» Source records
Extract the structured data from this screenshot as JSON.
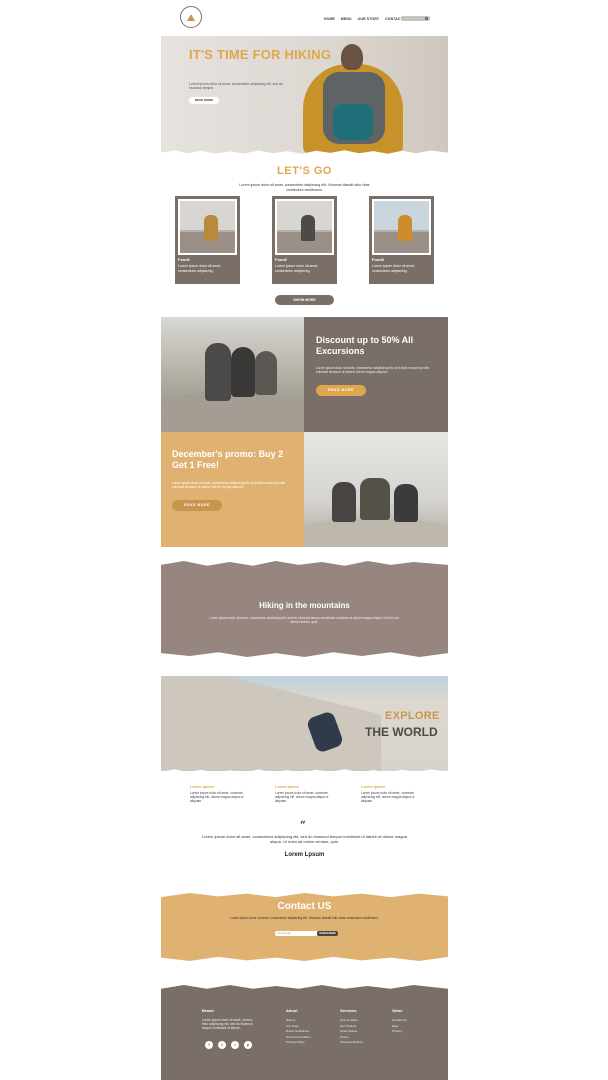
{
  "header": {
    "nav": [
      "HOME",
      "MENU",
      "OUR STORY",
      "CONTACT US"
    ]
  },
  "hero": {
    "title": "IT'S TIME FOR HIKING",
    "desc": "Lorem ipsum dolor sit amet, consectetur adipiscing elit, sed do eiusmod tempor.",
    "button": "READ MORE"
  },
  "letsgo": {
    "title": "LET'S GO",
    "desc": "Lorem ipsum dolor sit amet, consectetur adipiscing elit. Vivamus blandit odio vitae vestibulum vestibulum.",
    "cards": [
      {
        "title": "Food1",
        "text": "Lorem ipsum dolor sit amet, consectetur adipiscing."
      },
      {
        "title": "Food2",
        "text": "Lorem ipsum dolor sit amet, consectetur adipiscing."
      },
      {
        "title": "Food3",
        "text": "Lorem ipsum dolor sit amet, consectetur adipiscing."
      }
    ],
    "show_more": "SHOW MORE"
  },
  "promo1": {
    "title": "Discount up to 50% All Excursions",
    "desc": "Lorem ipsum dolor sit amet, consectetur adipiscing elit, sed diam nonummy nibh euismod tincidunt ut laoreet dolore magna aliquam.",
    "button": "READ MORE"
  },
  "promo2": {
    "title": "December's promo: Buy 2 Get 1 Free!",
    "desc": "Lorem ipsum dolor sit amet, consectetur adipiscing elit, sed diam nonummy nibh euismod tincidunt ut laoreet dolore magna aliquam.",
    "button": "READ MORE"
  },
  "hiking": {
    "title": "Hiking in the mountains",
    "desc": "Lorem ipsum dolor sit amet, consectetur adipiscing elit, sed do eiusmod tempor incididunt ut labore et dolore magna aliqua. Ut enim ad minim veniam, quis."
  },
  "explore": {
    "line1": "EXPLORE",
    "line2": "THE WORLD"
  },
  "features": [
    {
      "title": "Lorem Ipsum",
      "text": "Lorem ipsum dolor sit amet, consecte adipiscing elit, dolore magna aliqua ut aliquam."
    },
    {
      "title": "Lorem Ipsum",
      "text": "Lorem ipsum dolor sit amet, consecte adipiscing elit, dolore magna aliqua ut aliquam."
    },
    {
      "title": "Lorem Ipsum",
      "text": "Lorem ipsum dolor sit amet, consecte adipiscing elit, dolore magna aliqua ut aliquam."
    }
  ],
  "quote": {
    "mark": "“",
    "text": "Lorem ipsum dolor sit amet, consectetur adipiscing elit, sed do eiusmod tempor incididunt ut labore et dolore magna aliqua. Ut enim ad minim veniam, quis.",
    "author": "Lorem Lpsum"
  },
  "contact": {
    "title": "Contact US",
    "desc": "Lorem ipsum dolor sit amet, consectetur adipiscing elit. Vivamus blandit odio vitae vestibulum vestibulum.",
    "placeholder": "Your Email",
    "button": "SUBSCRIBE"
  },
  "footer": {
    "brand": {
      "title": "Brand",
      "text": "Lorem ipsum dolor sit amet, consec tetur adipiscing elit, sed do eiusmod tempor incididunt ut labore."
    },
    "about": {
      "title": "About",
      "items": [
        "History",
        "Our Team",
        "Brand Guidelines",
        "Terms & Condition",
        "Privacy Policy"
      ]
    },
    "services": {
      "title": "Services",
      "items": [
        "How to Order",
        "Our Product",
        "Order Status",
        "Promo",
        "Payment Method"
      ]
    },
    "other": {
      "title": "Other",
      "items": [
        "Contact Us",
        "Help",
        "Privacy"
      ]
    },
    "socials": [
      "f",
      "t",
      "i",
      "p"
    ]
  },
  "colors": {
    "accent": "#e0a64d",
    "brand": "#7a6f68",
    "sand": "#e0b272"
  }
}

» Requirement
Copy out the records above in full, exactly as written, but not the pictures.

» Answer below
Extract the structured data from this screenshot as JSON.
{
  "header": {
    "nav": [
      "HOME",
      "MENU",
      "OUR STORY",
      "CONTACT US"
    ]
  },
  "hero": {
    "title": "IT'S TIME FOR HIKING",
    "desc": "Lorem ipsum dolor sit amet, consectetur adipiscing elit, sed do eiusmod tempor.",
    "button": "READ MORE"
  },
  "letsgo": {
    "title": "LET'S GO",
    "desc": "Lorem ipsum dolor sit amet, consectetur adipiscing elit. Vivamus blandit odio vitae vestibulum vestibulum.",
    "cards": [
      {
        "title": "Food1",
        "text": "Lorem ipsum dolor sit amet, consectetur adipiscing."
      },
      {
        "title": "Food2",
        "text": "Lorem ipsum dolor sit amet, consectetur adipiscing."
      },
      {
        "title": "Food3",
        "text": "Lorem ipsum dolor sit amet, consectetur adipiscing."
      }
    ],
    "show_more": "SHOW MORE"
  },
  "promo1": {
    "title": "Discount up to 50% All Excursions",
    "desc": "Lorem ipsum dolor sit amet, consectetur adipiscing elit, sed diam nonummy nibh euismod tincidunt ut laoreet dolore magna aliquam.",
    "button": "READ MORE"
  },
  "promo2": {
    "title": "December's promo: Buy 2 Get 1 Free!",
    "desc": "Lorem ipsum dolor sit amet, consectetur adipiscing elit, sed diam nonummy nibh euismod tincidunt ut laoreet dolore magna aliquam.",
    "button": "READ MORE"
  },
  "hiking": {
    "title": "Hiking in the mountains",
    "desc": "Lorem ipsum dolor sit amet, consectetur adipiscing elit, sed do eiusmod tempor incididunt ut labore et dolore magna aliqua. Ut enim ad minim veniam, quis."
  },
  "explore": {
    "line1": "EXPLORE",
    "line2": "THE WORLD"
  },
  "features": [
    {
      "title": "Lorem Ipsum",
      "text": "Lorem ipsum dolor sit amet, consecte adipiscing elit, dolore magna aliqua ut aliquam."
    },
    {
      "title": "Lorem Ipsum",
      "text": "Lorem ipsum dolor sit amet, consecte adipiscing elit, dolore magna aliqua ut aliquam."
    },
    {
      "title": "Lorem Ipsum",
      "text": "Lorem ipsum dolor sit amet, consecte adipiscing elit, dolore magna aliqua ut aliquam."
    }
  ],
  "quote": {
    "mark": "“",
    "text": "Lorem ipsum dolor sit amet, consectetur adipiscing elit, sed do eiusmod tempor incididunt ut labore et dolore magna aliqua. Ut enim ad minim veniam, quis.",
    "author": "Lorem Lpsum"
  },
  "contact": {
    "title": "Contact US",
    "desc": "Lorem ipsum dolor sit amet, consectetur adipiscing elit. Vivamus blandit odio vitae vestibulum vestibulum.",
    "placeholder": "Your Email",
    "button": "SUBSCRIBE"
  },
  "footer": {
    "brand": {
      "title": "Brand",
      "text": "Lorem ipsum dolor sit amet, consec tetur adipiscing elit, sed do eiusmod tempor incididunt ut labore."
    },
    "about": {
      "title": "About",
      "items": [
        "History",
        "Our Team",
        "Brand Guidelines",
        "Terms & Condition",
        "Privacy Policy"
      ]
    },
    "services": {
      "title": "Services",
      "items": [
        "How to Order",
        "Our Product",
        "Order Status",
        "Promo",
        "Payment Method"
      ]
    },
    "other": {
      "title": "Other",
      "items": [
        "Contact Us",
        "Help",
        "Privacy"
      ]
    },
    "socials": [
      "f",
      "t",
      "i",
      "p"
    ]
  },
  "colors": {
    "accent": "#e0a64d",
    "brand": "#7a6f68",
    "sand": "#e0b272"
  }
}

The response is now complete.